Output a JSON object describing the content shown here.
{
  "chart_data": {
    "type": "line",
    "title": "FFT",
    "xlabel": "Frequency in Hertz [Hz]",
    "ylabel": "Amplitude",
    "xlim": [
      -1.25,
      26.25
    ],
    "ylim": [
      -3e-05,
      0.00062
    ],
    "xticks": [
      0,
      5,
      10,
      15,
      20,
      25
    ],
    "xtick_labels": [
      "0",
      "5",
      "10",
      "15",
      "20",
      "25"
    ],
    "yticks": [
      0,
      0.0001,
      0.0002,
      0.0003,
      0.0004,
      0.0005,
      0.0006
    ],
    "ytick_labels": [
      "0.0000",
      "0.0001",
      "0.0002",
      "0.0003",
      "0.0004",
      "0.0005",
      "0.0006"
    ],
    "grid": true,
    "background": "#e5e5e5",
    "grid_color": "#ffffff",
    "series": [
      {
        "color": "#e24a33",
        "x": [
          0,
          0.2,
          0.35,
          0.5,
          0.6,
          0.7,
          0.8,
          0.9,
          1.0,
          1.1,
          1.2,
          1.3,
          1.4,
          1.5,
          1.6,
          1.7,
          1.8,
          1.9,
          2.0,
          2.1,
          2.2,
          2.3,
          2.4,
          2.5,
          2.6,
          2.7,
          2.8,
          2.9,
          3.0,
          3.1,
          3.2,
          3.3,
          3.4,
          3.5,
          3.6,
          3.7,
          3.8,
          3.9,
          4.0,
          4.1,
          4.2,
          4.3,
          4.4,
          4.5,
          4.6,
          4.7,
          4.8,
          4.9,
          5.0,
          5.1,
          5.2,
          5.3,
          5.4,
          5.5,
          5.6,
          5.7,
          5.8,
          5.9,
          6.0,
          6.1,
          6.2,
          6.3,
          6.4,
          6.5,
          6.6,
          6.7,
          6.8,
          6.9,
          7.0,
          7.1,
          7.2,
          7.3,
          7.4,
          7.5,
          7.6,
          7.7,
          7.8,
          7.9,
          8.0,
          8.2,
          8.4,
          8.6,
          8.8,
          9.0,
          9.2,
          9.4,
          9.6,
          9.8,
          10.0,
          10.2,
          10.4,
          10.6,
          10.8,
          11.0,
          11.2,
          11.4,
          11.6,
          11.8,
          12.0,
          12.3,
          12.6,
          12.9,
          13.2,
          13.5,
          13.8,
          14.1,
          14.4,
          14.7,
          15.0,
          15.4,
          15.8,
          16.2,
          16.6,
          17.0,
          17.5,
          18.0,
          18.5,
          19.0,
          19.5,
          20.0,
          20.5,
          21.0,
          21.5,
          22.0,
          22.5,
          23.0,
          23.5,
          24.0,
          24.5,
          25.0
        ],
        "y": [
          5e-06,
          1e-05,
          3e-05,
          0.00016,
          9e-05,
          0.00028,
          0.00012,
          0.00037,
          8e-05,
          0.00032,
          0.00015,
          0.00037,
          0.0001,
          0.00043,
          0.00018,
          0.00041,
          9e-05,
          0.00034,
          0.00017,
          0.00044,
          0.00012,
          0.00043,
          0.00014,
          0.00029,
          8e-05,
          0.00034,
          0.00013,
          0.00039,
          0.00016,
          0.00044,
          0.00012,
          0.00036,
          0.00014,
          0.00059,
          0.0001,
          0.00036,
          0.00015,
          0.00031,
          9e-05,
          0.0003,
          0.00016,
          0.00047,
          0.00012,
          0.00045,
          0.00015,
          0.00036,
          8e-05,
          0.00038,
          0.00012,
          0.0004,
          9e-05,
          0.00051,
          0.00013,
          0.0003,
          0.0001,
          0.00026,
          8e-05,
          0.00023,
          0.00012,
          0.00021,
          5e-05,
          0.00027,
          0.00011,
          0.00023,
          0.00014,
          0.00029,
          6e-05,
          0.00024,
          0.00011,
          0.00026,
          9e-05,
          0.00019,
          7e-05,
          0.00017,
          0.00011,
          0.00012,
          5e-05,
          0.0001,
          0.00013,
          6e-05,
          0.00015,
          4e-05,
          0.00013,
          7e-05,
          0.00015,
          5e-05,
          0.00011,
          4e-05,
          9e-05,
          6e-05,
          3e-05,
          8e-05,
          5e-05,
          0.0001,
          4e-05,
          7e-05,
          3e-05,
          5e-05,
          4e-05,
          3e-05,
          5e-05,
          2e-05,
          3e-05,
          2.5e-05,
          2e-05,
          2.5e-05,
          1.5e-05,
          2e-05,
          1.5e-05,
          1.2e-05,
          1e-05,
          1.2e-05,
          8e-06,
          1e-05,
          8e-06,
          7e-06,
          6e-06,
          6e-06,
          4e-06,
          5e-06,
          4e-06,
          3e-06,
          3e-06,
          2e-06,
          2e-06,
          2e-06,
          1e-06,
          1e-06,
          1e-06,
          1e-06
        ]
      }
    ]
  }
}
· · ·
Task requirements »
Set down the listing in full, keeping every word exactly as it is.

Worked answer »
Output a JSON object describing the content shown here.
{
  "chart_data": {
    "type": "line",
    "title": "FFT",
    "xlabel": "Frequency in Hertz [Hz]",
    "ylabel": "Amplitude",
    "xlim": [
      -1.25,
      26.25
    ],
    "ylim": [
      -3e-05,
      0.00062
    ],
    "xticks": [
      0,
      5,
      10,
      15,
      20,
      25
    ],
    "xtick_labels": [
      "0",
      "5",
      "10",
      "15",
      "20",
      "25"
    ],
    "yticks": [
      0,
      0.0001,
      0.0002,
      0.0003,
      0.0004,
      0.0005,
      0.0006
    ],
    "ytick_labels": [
      "0.0000",
      "0.0001",
      "0.0002",
      "0.0003",
      "0.0004",
      "0.0005",
      "0.0006"
    ],
    "grid": true,
    "background": "#e5e5e5",
    "grid_color": "#ffffff",
    "series": [
      {
        "color": "#e24a33",
        "x": [
          0,
          0.2,
          0.35,
          0.5,
          0.6,
          0.7,
          0.8,
          0.9,
          1.0,
          1.1,
          1.2,
          1.3,
          1.4,
          1.5,
          1.6,
          1.7,
          1.8,
          1.9,
          2.0,
          2.1,
          2.2,
          2.3,
          2.4,
          2.5,
          2.6,
          2.7,
          2.8,
          2.9,
          3.0,
          3.1,
          3.2,
          3.3,
          3.4,
          3.5,
          3.6,
          3.7,
          3.8,
          3.9,
          4.0,
          4.1,
          4.2,
          4.3,
          4.4,
          4.5,
          4.6,
          4.7,
          4.8,
          4.9,
          5.0,
          5.1,
          5.2,
          5.3,
          5.4,
          5.5,
          5.6,
          5.7,
          5.8,
          5.9,
          6.0,
          6.1,
          6.2,
          6.3,
          6.4,
          6.5,
          6.6,
          6.7,
          6.8,
          6.9,
          7.0,
          7.1,
          7.2,
          7.3,
          7.4,
          7.5,
          7.6,
          7.7,
          7.8,
          7.9,
          8.0,
          8.2,
          8.4,
          8.6,
          8.8,
          9.0,
          9.2,
          9.4,
          9.6,
          9.8,
          10.0,
          10.2,
          10.4,
          10.6,
          10.8,
          11.0,
          11.2,
          11.4,
          11.6,
          11.8,
          12.0,
          12.3,
          12.6,
          12.9,
          13.2,
          13.5,
          13.8,
          14.1,
          14.4,
          14.7,
          15.0,
          15.4,
          15.8,
          16.2,
          16.6,
          17.0,
          17.5,
          18.0,
          18.5,
          19.0,
          19.5,
          20.0,
          20.5,
          21.0,
          21.5,
          22.0,
          22.5,
          23.0,
          23.5,
          24.0,
          24.5,
          25.0
        ],
        "y": [
          5e-06,
          1e-05,
          3e-05,
          0.00016,
          9e-05,
          0.00028,
          0.00012,
          0.00037,
          8e-05,
          0.00032,
          0.00015,
          0.00037,
          0.0001,
          0.00043,
          0.00018,
          0.00041,
          9e-05,
          0.00034,
          0.00017,
          0.00044,
          0.00012,
          0.00043,
          0.00014,
          0.00029,
          8e-05,
          0.00034,
          0.00013,
          0.00039,
          0.00016,
          0.00044,
          0.00012,
          0.00036,
          0.00014,
          0.00059,
          0.0001,
          0.00036,
          0.00015,
          0.00031,
          9e-05,
          0.0003,
          0.00016,
          0.00047,
          0.00012,
          0.00045,
          0.00015,
          0.00036,
          8e-05,
          0.00038,
          0.00012,
          0.0004,
          9e-05,
          0.00051,
          0.00013,
          0.0003,
          0.0001,
          0.00026,
          8e-05,
          0.00023,
          0.00012,
          0.00021,
          5e-05,
          0.00027,
          0.00011,
          0.00023,
          0.00014,
          0.00029,
          6e-05,
          0.00024,
          0.00011,
          0.00026,
          9e-05,
          0.00019,
          7e-05,
          0.00017,
          0.00011,
          0.00012,
          5e-05,
          0.0001,
          0.00013,
          6e-05,
          0.00015,
          4e-05,
          0.00013,
          7e-05,
          0.00015,
          5e-05,
          0.00011,
          4e-05,
          9e-05,
          6e-05,
          3e-05,
          8e-05,
          5e-05,
          0.0001,
          4e-05,
          7e-05,
          3e-05,
          5e-05,
          4e-05,
          3e-05,
          5e-05,
          2e-05,
          3e-05,
          2.5e-05,
          2e-05,
          2.5e-05,
          1.5e-05,
          2e-05,
          1.5e-05,
          1.2e-05,
          1e-05,
          1.2e-05,
          8e-06,
          1e-05,
          8e-06,
          7e-06,
          6e-06,
          6e-06,
          4e-06,
          5e-06,
          4e-06,
          3e-06,
          3e-06,
          2e-06,
          2e-06,
          2e-06,
          1e-06,
          1e-06,
          1e-06,
          1e-06
        ]
      }
    ]
  }
}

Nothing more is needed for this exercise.